To do
Write out every line of the box coordinate listings below word for word, leaving out the pictures.

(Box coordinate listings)
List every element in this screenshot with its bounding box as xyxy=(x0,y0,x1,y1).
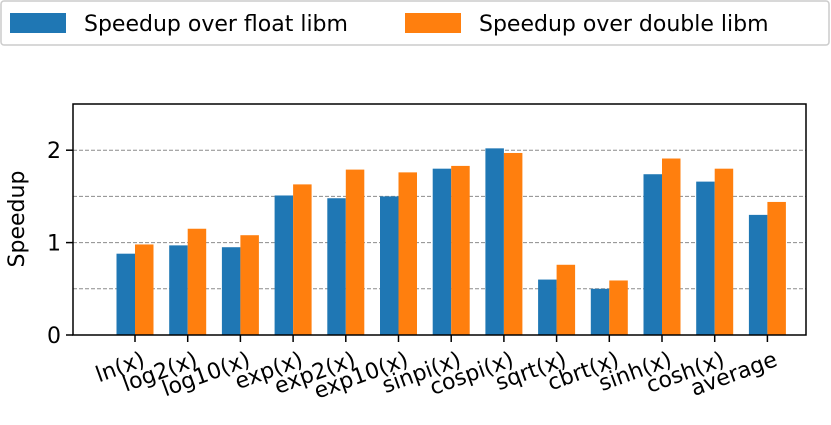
bar-float xyxy=(116,253,135,335)
bar-float xyxy=(538,279,557,335)
legend-swatch-double xyxy=(405,13,461,33)
bar-double xyxy=(398,172,417,335)
bar-float xyxy=(643,174,662,335)
bar-double xyxy=(662,158,681,335)
bar-float xyxy=(432,168,452,335)
y-tick-label: 1 xyxy=(47,232,61,257)
bar-double xyxy=(451,165,470,335)
y-tick-label: 2 xyxy=(47,139,61,164)
y-tick-label: 0 xyxy=(47,324,61,349)
bar-float xyxy=(485,148,504,335)
bar-double xyxy=(345,169,365,335)
bar-float xyxy=(748,214,768,335)
bar-double xyxy=(135,244,154,335)
bar-double xyxy=(503,152,523,335)
bar-double xyxy=(609,280,628,335)
bar-float xyxy=(169,245,188,335)
bar-float xyxy=(696,181,715,335)
bar-double xyxy=(187,228,207,335)
bar-float xyxy=(327,198,346,335)
plot-frame xyxy=(72,103,807,336)
legend-swatch-float xyxy=(10,13,66,33)
bar-double xyxy=(293,184,312,335)
bar-float xyxy=(380,196,399,335)
bar-double xyxy=(714,168,734,335)
bars xyxy=(116,148,786,335)
bar-double xyxy=(767,201,786,335)
bar-float xyxy=(221,247,241,335)
y-ticks: 0 1 2 xyxy=(47,139,73,349)
y-axis-label: Speedup xyxy=(5,171,30,268)
legend-label-double: Speedup over double libm xyxy=(479,12,769,37)
bar-float xyxy=(274,195,294,335)
bar-double xyxy=(556,264,576,335)
legend: Speedup over float libm Speedup over dou… xyxy=(0,0,830,46)
bar-double xyxy=(240,235,259,335)
legend-label-float: Speedup over float libm xyxy=(84,12,348,37)
bar-float xyxy=(590,288,610,335)
x-ticks: ln(x)log2(x)log10(x)exp(x)exp2(x)exp10(x… xyxy=(92,335,781,405)
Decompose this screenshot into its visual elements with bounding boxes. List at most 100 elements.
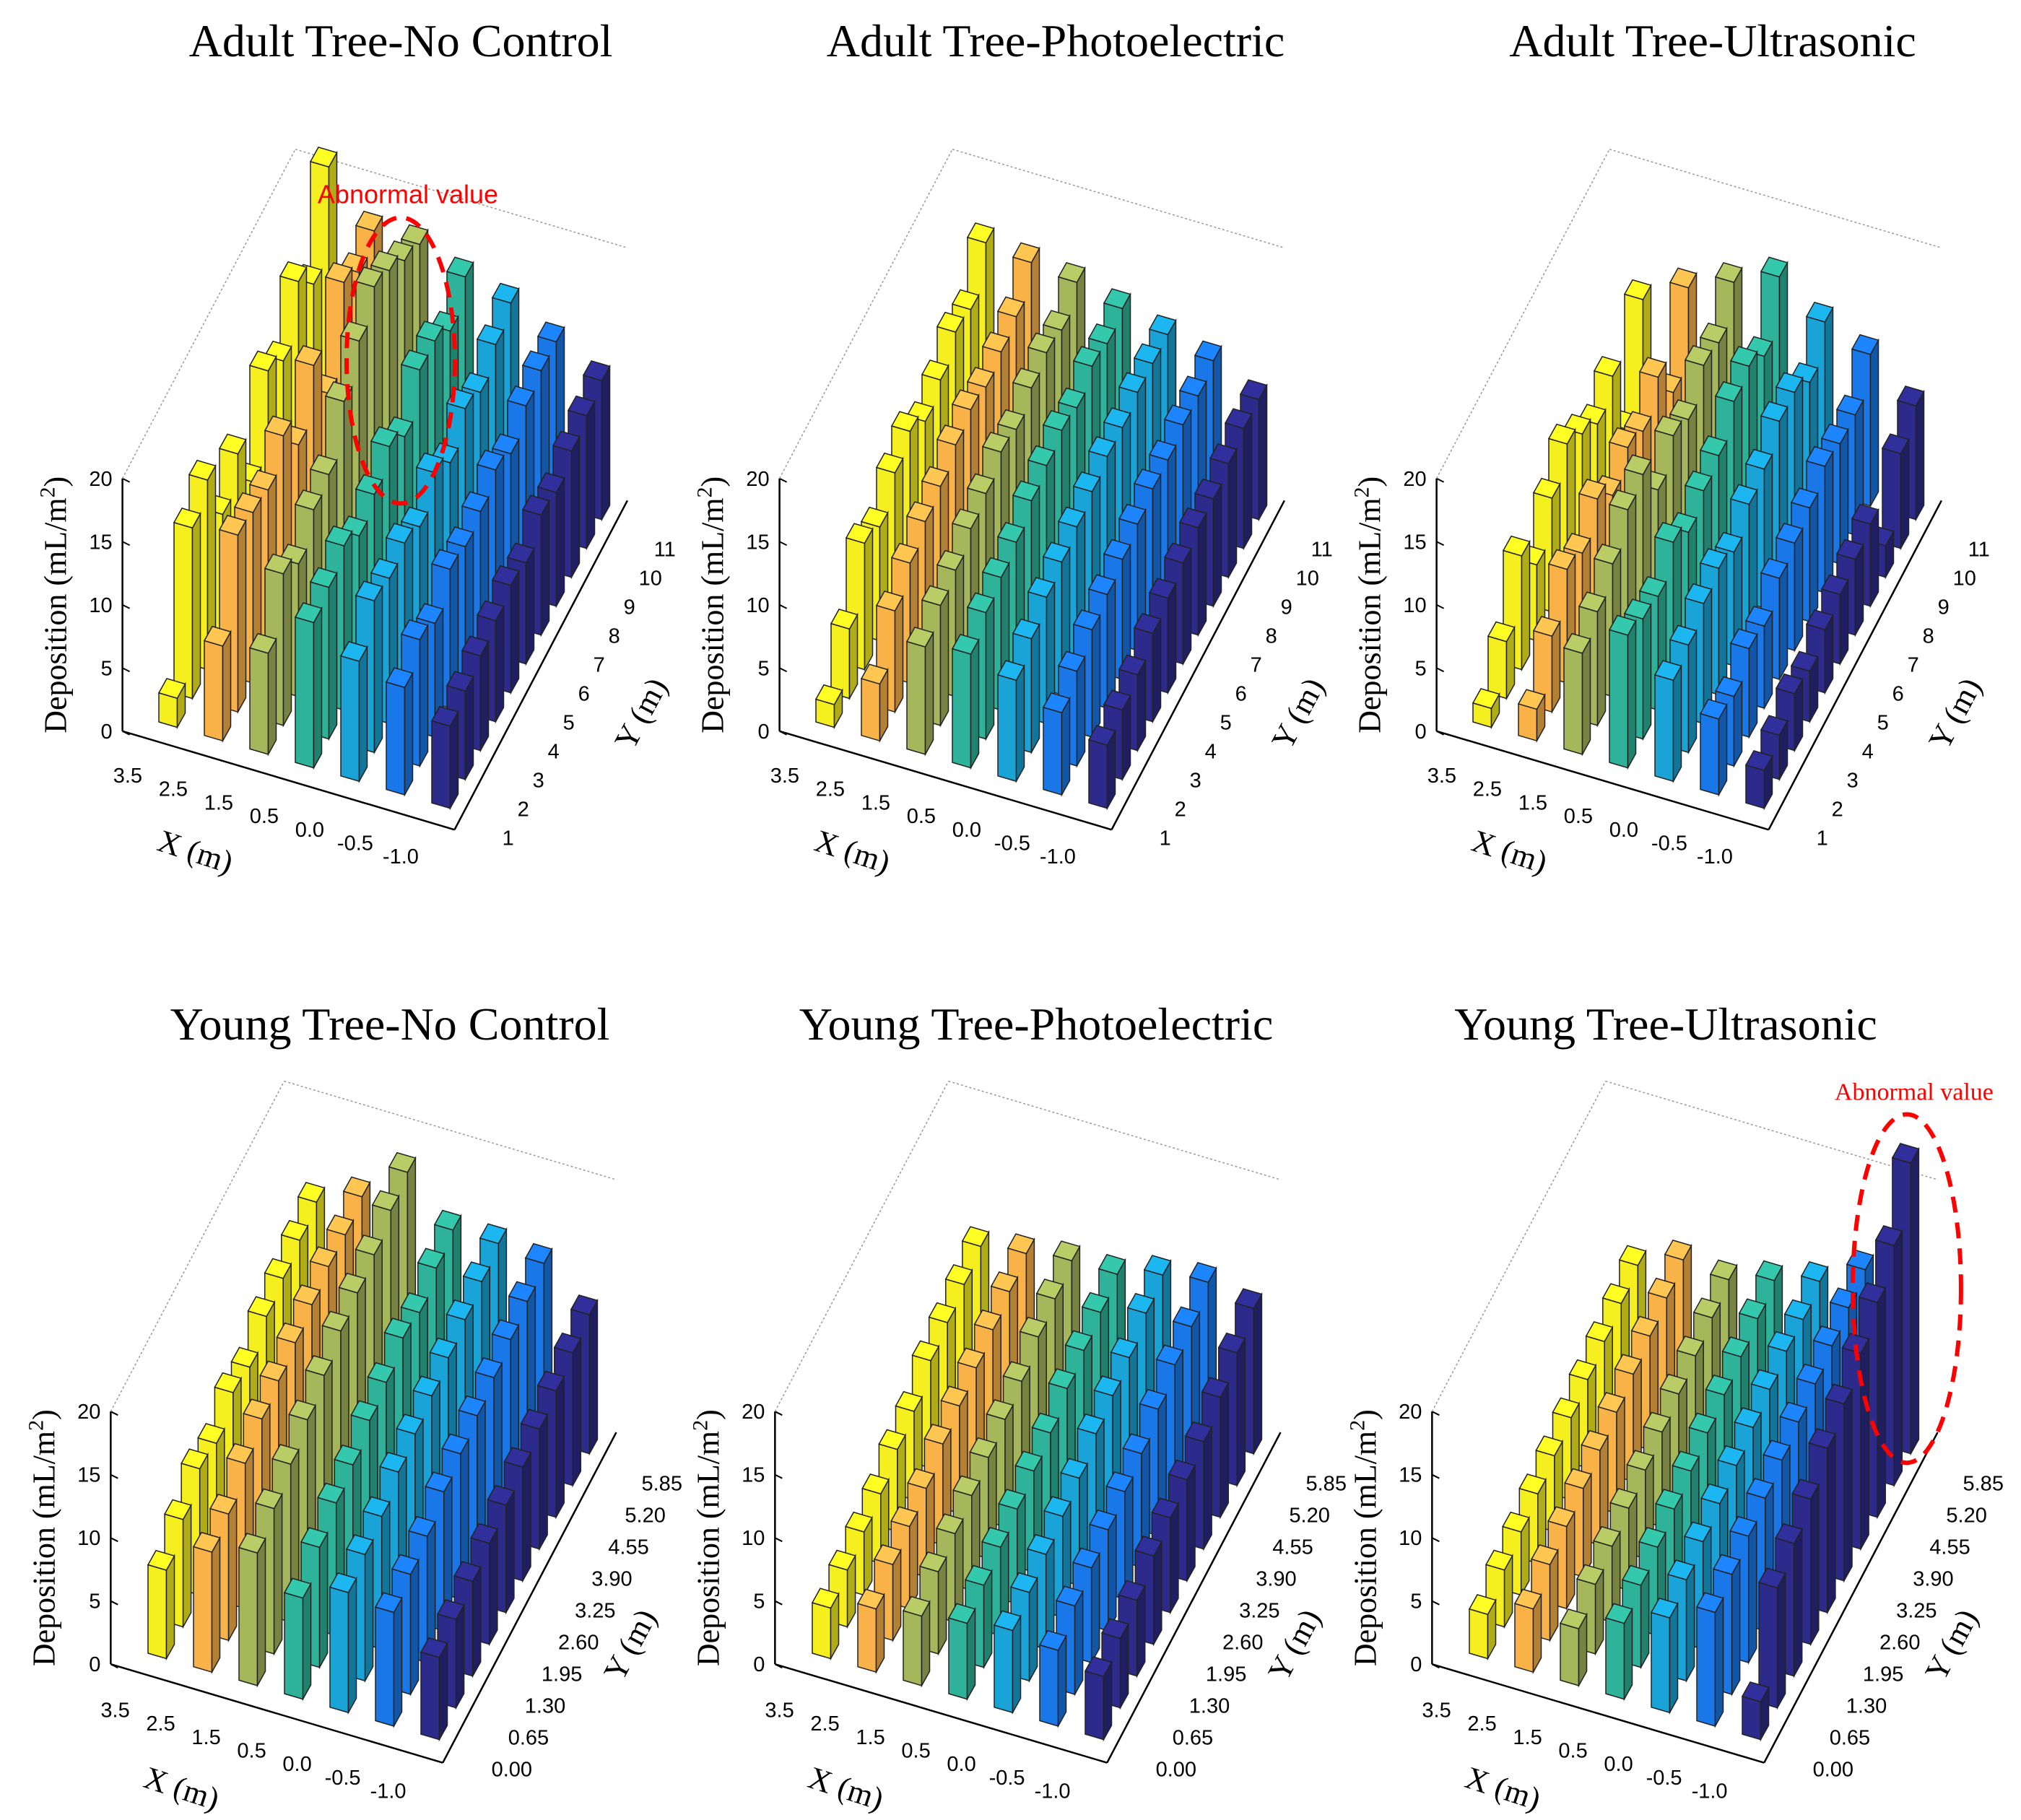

Exercise result
List every element in this screenshot with its bounding box as xyxy=(x0,y0,x1,y1).
bar-float xyxy=(116,253,135,335)
bar-float xyxy=(538,279,557,335)
legend-swatch-double xyxy=(405,13,461,33)
bar-double xyxy=(398,172,417,335)
bar-float xyxy=(643,174,662,335)
bar-double xyxy=(662,158,681,335)
bar-float xyxy=(432,168,452,335)
y-tick-label: 1 xyxy=(47,232,61,257)
bar-double xyxy=(451,165,470,335)
y-tick-label: 2 xyxy=(47,139,61,164)
y-tick-label: 0 xyxy=(47,324,61,349)
bar-float xyxy=(485,148,504,335)
bar-double xyxy=(345,169,365,335)
bar-float xyxy=(748,214,768,335)
bar-double xyxy=(135,244,154,335)
bar-double xyxy=(503,152,523,335)
bar-double xyxy=(609,280,628,335)
bar-float xyxy=(169,245,188,335)
bar-float xyxy=(696,181,715,335)
bar-double xyxy=(187,228,207,335)
bar-float xyxy=(327,198,346,335)
plot-frame xyxy=(72,103,807,336)
legend-swatch-float xyxy=(10,13,66,33)
bar-double xyxy=(293,184,312,335)
bar-float xyxy=(380,196,399,335)
bar-double xyxy=(714,168,734,335)
bars xyxy=(116,148,786,335)
bar-double xyxy=(767,201,786,335)
bar-float xyxy=(221,247,241,335)
y-ticks: 0 1 2 xyxy=(47,139,73,349)
y-axis-label: Speedup xyxy=(5,171,30,268)
legend-label-double: Speedup over double libm xyxy=(479,12,769,37)
bar-float xyxy=(274,195,294,335)
bar-double xyxy=(556,264,576,335)
legend: Speedup over float libm Speedup over dou… xyxy=(0,0,830,46)
bar-double xyxy=(240,235,259,335)
legend-label-float: Speedup over float libm xyxy=(84,12,348,37)
bar-float xyxy=(590,288,610,335)
x-ticks: ln(x)log2(x)log10(x)exp(x)exp2(x)exp10(x… xyxy=(92,335,781,405)
Decompose this screenshot into its visual elements with bounding boxes. List at most 100 elements.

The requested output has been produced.